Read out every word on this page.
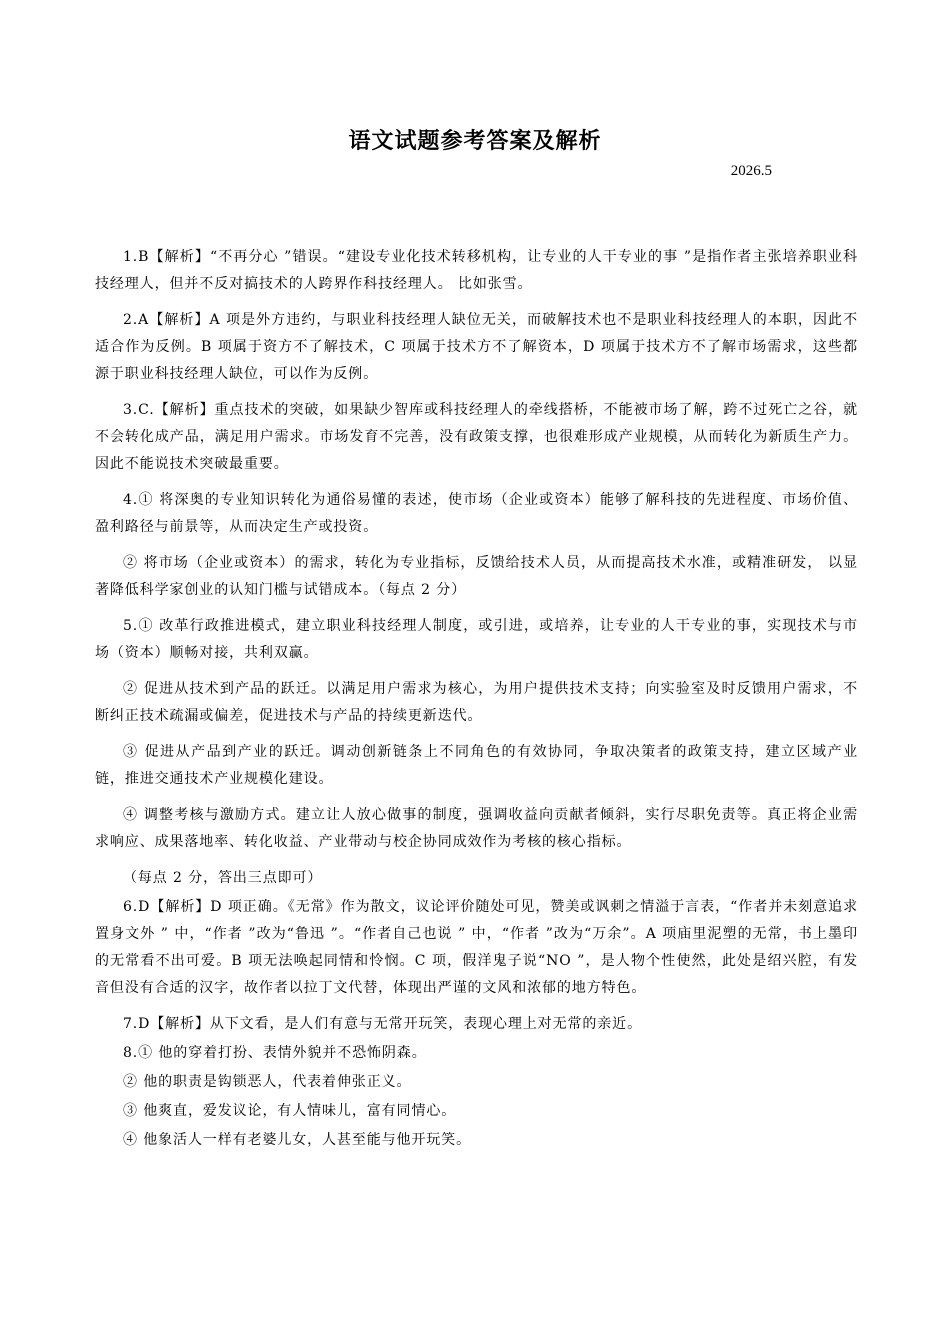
语文试题参考答案及解析
2026.5

1.B【解析】“不再分心 ”错误。“建设专业化技术转移机构，让专业的人干专业的事 ”是指作者主张培养职业科技经理人，但并不反对搞技术的人跨界作科技经理人。 比如张雪。

2.A【解析】A 项是外方违约，与职业科技经理人缺位无关，而破解技术也不是职业科技经理人的本职，因此不适合作为反例。B 项属于资方不了解技术，C 项属于技术方不了解资本，D 项属于技术方不了解市场需求，这些都源于职业科技经理人缺位，可以作为反例。

3.C.【解析】重点技术的突破，如果缺少智库或科技经理人的牵线搭桥，不能被市场了解，跨不过死亡之谷，就不会转化成产品，满足用户需求。市场发育不完善，没有政策支撑，也很难形成产业规模，从而转化为新质生产力。 因此不能说技术突破最重要。

4.① 将深奥的专业知识转化为通俗易懂的表述，使市场（企业或资本）能够了解科技的先进程度、市场价值、盈利路径与前景等，从而决定生产或投资。

② 将市场（企业或资本）的需求，转化为专业指标，反馈给技术人员，从而提高技术水准，或精准研发， 以显著降低科学家创业的认知门槛与试错成本。（每点 2 分）

5.① 改革行政推进模式，建立职业科技经理人制度，或引进，或培养，让专业的人干专业的事，实现技术与市场（资本）顺畅对接，共利双赢。

② 促进从技术到产品的跃迁。以满足用户需求为核心，为用户提供技术支持；向实验室及时反馈用户需求，不断纠正技术疏漏或偏差，促进技术与产品的持续更新迭代。

③ 促进从产品到产业的跃迁。调动创新链条上不同角色的有效协同，争取决策者的政策支持，建立区域产业链，推进交通技术产业规模化建设。

④ 调整考核与激励方式。建立让人放心做事的制度，强调收益向贡献者倾斜，实行尽职免责等。真正将企业需求响应、成果落地率、转化收益、产业带动与校企协同成效作为考核的核心指标。

（每点 2 分，答出三点即可）

6.D【解析】D 项正确。《无常》作为散文，议论评价随处可见，赞美或讽刺之情溢于言表，“作者并未刻意追求置身文外 ” 中，“作者 ”改为“鲁迅 ”。“作者自己也说 ” 中，“作者 ”改为“万余”。A 项庙里泥塑的无常，书上墨印的无常看不出可爱。B 项无法唤起同情和怜悯。C 项，假洋鬼子说“NO ”，是人物个性使然，此处是绍兴腔，有发音但没有合适的汉字，故作者以拉丁文代替，体现出严谨的文风和浓郁的地方特色。

7.D【解析】从下文看，是人们有意与无常开玩笑，表现心理上对无常的亲近。

8.① 他的穿着打扮、表情外貌并不恐怖阴森。

② 他的职责是钩锁恶人，代表着伸张正义。

③ 他爽直，爱发议论，有人情味儿，富有同情心。

④ 他象活人一样有老婆儿女，人甚至能与他开玩笑。
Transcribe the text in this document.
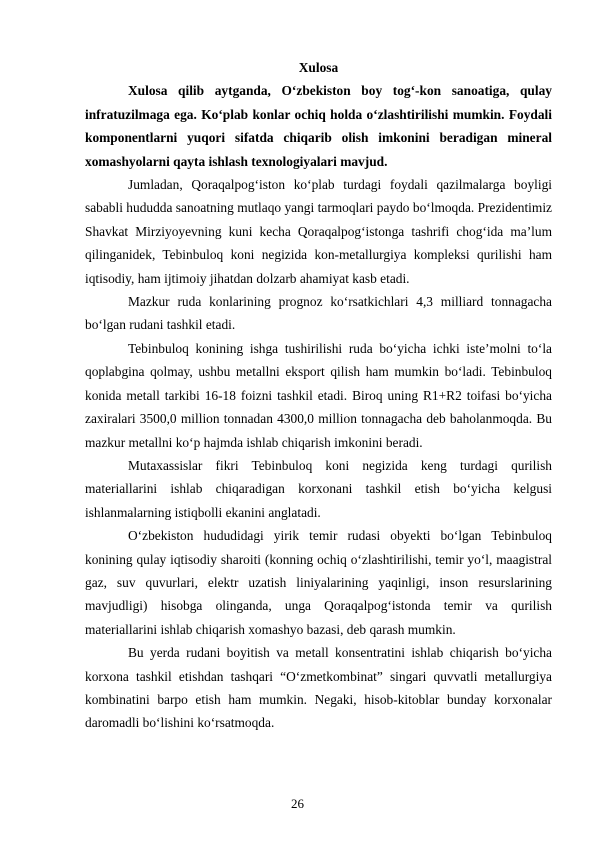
Xulosa

Xulosa qilib aytganda, O‘zbekiston boy tog‘-kon sanoatiga, qulay infratuzilmaga ega. Ko‘plab konlar ochiq holda o‘zlashtirilishi mumkin. Foydali komponentlarni yuqori sifatda chiqarib olish imkonini beradigan mineral xomashyolarni qayta ishlash texnologiyalari mavjud.

Jumladan, Qoraqalpog‘iston ko‘plab turdagi foydali qazilmalarga boyligi sababli hududda sanoatning mutlaqo yangi tarmoqlari paydo bo‘lmoqda. Prezidentimiz Shavkat Mirziyoyevning kuni kecha Qoraqalpog‘istonga tashrifi chog‘ida ma’lum qilinganidek, Tebinbuloq koni negizida kon-metallurgiya kompleksi qurilishi ham iqtisodiy, ham ijtimoiy jihatdan dolzarb ahamiyat kasb etadi.

Mazkur ruda konlarining prognoz ko‘rsatkichlari 4,3 milliard tonnagacha bo‘lgan rudani tashkil etadi.

Tebinbuloq konining ishga tushirilishi ruda bo‘yicha ichki iste’molni to‘la qoplabgina qolmay, ushbu metallni eksport qilish ham mumkin bo‘ladi. Tebinbuloq konida metall tarkibi 16-18 foizni tashkil etadi. Biroq uning R1+R2 toifasi bo‘yicha zaxiralari 3500,0 million tonnadan 4300,0 million tonnagacha deb baholanmoqda. Bu mazkur metallni ko‘p hajmda ishlab chiqarish imkonini beradi.

Mutaxassislar fikri Tebinbuloq koni negizida keng turdagi qurilish materiallarini ishlab chiqaradigan korxonani tashkil etish bo‘yicha kelgusi ishlanmalarning istiqbolli ekanini anglatadi.

O‘zbekiston hududidagi yirik temir rudasi obyekti bo‘lgan Tebinbuloq konining qulay iqtisodiy sharoiti (konning ochiq o‘zlashtirilishi, temir yo‘l, maagistral gaz, suv quvurlari, elektr uzatish liniyalarining yaqinligi, inson resurslarining mavjudligi) hisobga olinganda, unga Qoraqalpog‘istonda temir va qurilish materiallarini ishlab chiqarish xomashyo bazasi, deb qarash mumkin.

Bu yerda rudani boyitish va metall konsentratini ishlab chiqarish bo‘yicha korxona tashkil etishdan tashqari “O‘zmetkombinat” singari quvvatli metallurgiya kombinatini barpo etish ham mumkin. Negaki, hisob-kitoblar bunday korxonalar daromadli bo‘lishini ko‘rsatmoqda.

26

_____

To do:
Each record above should come back exactly the same, only without its pictures.

Solution to the problem:
Read out every word on this page.
语文试题参考答案及解析
2026.5

1.B【解析】“不再分心 ”错误。“建设专业化技术转移机构，让专业的人干专业的事 ”是指作者主张培养职业科技经理人，但并不反对搞技术的人跨界作科技经理人。 比如张雪。

2.A【解析】A 项是外方违约，与职业科技经理人缺位无关，而破解技术也不是职业科技经理人的本职，因此不适合作为反例。B 项属于资方不了解技术，C 项属于技术方不了解资本，D 项属于技术方不了解市场需求，这些都源于职业科技经理人缺位，可以作为反例。

3.C.【解析】重点技术的突破，如果缺少智库或科技经理人的牵线搭桥，不能被市场了解，跨不过死亡之谷，就不会转化成产品，满足用户需求。市场发育不完善，没有政策支撑，也很难形成产业规模，从而转化为新质生产力。 因此不能说技术突破最重要。

4.① 将深奥的专业知识转化为通俗易懂的表述，使市场（企业或资本）能够了解科技的先进程度、市场价值、盈利路径与前景等，从而决定生产或投资。

② 将市场（企业或资本）的需求，转化为专业指标，反馈给技术人员，从而提高技术水准，或精准研发， 以显著降低科学家创业的认知门槛与试错成本。（每点 2 分）

5.① 改革行政推进模式，建立职业科技经理人制度，或引进，或培养，让专业的人干专业的事，实现技术与市场（资本）顺畅对接，共利双赢。

② 促进从技术到产品的跃迁。以满足用户需求为核心，为用户提供技术支持；向实验室及时反馈用户需求，不断纠正技术疏漏或偏差，促进技术与产品的持续更新迭代。

③ 促进从产品到产业的跃迁。调动创新链条上不同角色的有效协同，争取决策者的政策支持，建立区域产业链，推进交通技术产业规模化建设。

④ 调整考核与激励方式。建立让人放心做事的制度，强调收益向贡献者倾斜，实行尽职免责等。真正将企业需求响应、成果落地率、转化收益、产业带动与校企协同成效作为考核的核心指标。

（每点 2 分，答出三点即可）

6.D【解析】D 项正确。《无常》作为散文，议论评价随处可见，赞美或讽刺之情溢于言表，“作者并未刻意追求置身文外 ” 中，“作者 ”改为“鲁迅 ”。“作者自己也说 ” 中，“作者 ”改为“万余”。A 项庙里泥塑的无常，书上墨印的无常看不出可爱。B 项无法唤起同情和怜悯。C 项，假洋鬼子说“NO ”，是人物个性使然，此处是绍兴腔，有发音但没有合适的汉字，故作者以拉丁文代替，体现出严谨的文风和浓郁的地方特色。

7.D【解析】从下文看，是人们有意与无常开玩笑，表现心理上对无常的亲近。

8.① 他的穿着打扮、表情外貌并不恐怖阴森。

② 他的职责是钩锁恶人，代表着伸张正义。

③ 他爽直，爱发议论，有人情味儿，富有同情心。

④ 他象活人一样有老婆儿女，人甚至能与他开玩笑。
Transcribe the text in this document.
Xulosa

Xulosa qilib aytganda, O‘zbekiston boy tog‘-kon sanoatiga, qulay infratuzilmaga ega. Ko‘plab konlar ochiq holda o‘zlashtirilishi mumkin. Foydali komponentlarni yuqori sifatda chiqarib olish imkonini beradigan mineral xomashyolarni qayta ishlash texnologiyalari mavjud.

Jumladan, Qoraqalpog‘iston ko‘plab turdagi foydali qazilmalarga boyligi sababli hududda sanoatning mutlaqo yangi tarmoqlari paydo bo‘lmoqda. Prezidentimiz Shavkat Mirziyoyevning kuni kecha Qoraqalpog‘istonga tashrifi chog‘ida ma’lum qilinganidek, Tebinbuloq koni negizida kon-metallurgiya kompleksi qurilishi ham iqtisodiy, ham ijtimoiy jihatdan dolzarb ahamiyat kasb etadi.

Mazkur ruda konlarining prognoz ko‘rsatkichlari 4,3 milliard tonnagacha bo‘lgan rudani tashkil etadi.

Tebinbuloq konining ishga tushirilishi ruda bo‘yicha ichki iste’molni to‘la qoplabgina qolmay, ushbu metallni eksport qilish ham mumkin bo‘ladi. Tebinbuloq konida metall tarkibi 16-18 foizni tashkil etadi. Biroq uning R1+R2 toifasi bo‘yicha zaxiralari 3500,0 million tonnadan 4300,0 million tonnagacha deb baholanmoqda. Bu mazkur metallni ko‘p hajmda ishlab chiqarish imkonini beradi.

Mutaxassislar fikri Tebinbuloq koni negizida keng turdagi qurilish materiallarini ishlab chiqaradigan korxonani tashkil etish bo‘yicha kelgusi ishlanmalarning istiqbolli ekanini anglatadi.

O‘zbekiston hududidagi yirik temir rudasi obyekti bo‘lgan Tebinbuloq konining qulay iqtisodiy sharoiti (konning ochiq o‘zlashtirilishi, temir yo‘l, maagistral gaz, suv quvurlari, elektr uzatish liniyalarining yaqinligi, inson resurslarining mavjudligi) hisobga olinganda, unga Qoraqalpog‘istonda temir va qurilish materiallarini ishlab chiqarish xomashyo bazasi, deb qarash mumkin.

Bu yerda rudani boyitish va metall konsentratini ishlab chiqarish bo‘yicha korxona tashkil etishdan tashqari “O‘zmetkombinat” singari quvvatli metallurgiya kombinatini barpo etish ham mumkin. Negaki, hisob-kitoblar bunday korxonalar daromadli bo‘lishini ko‘rsatmoqda.

26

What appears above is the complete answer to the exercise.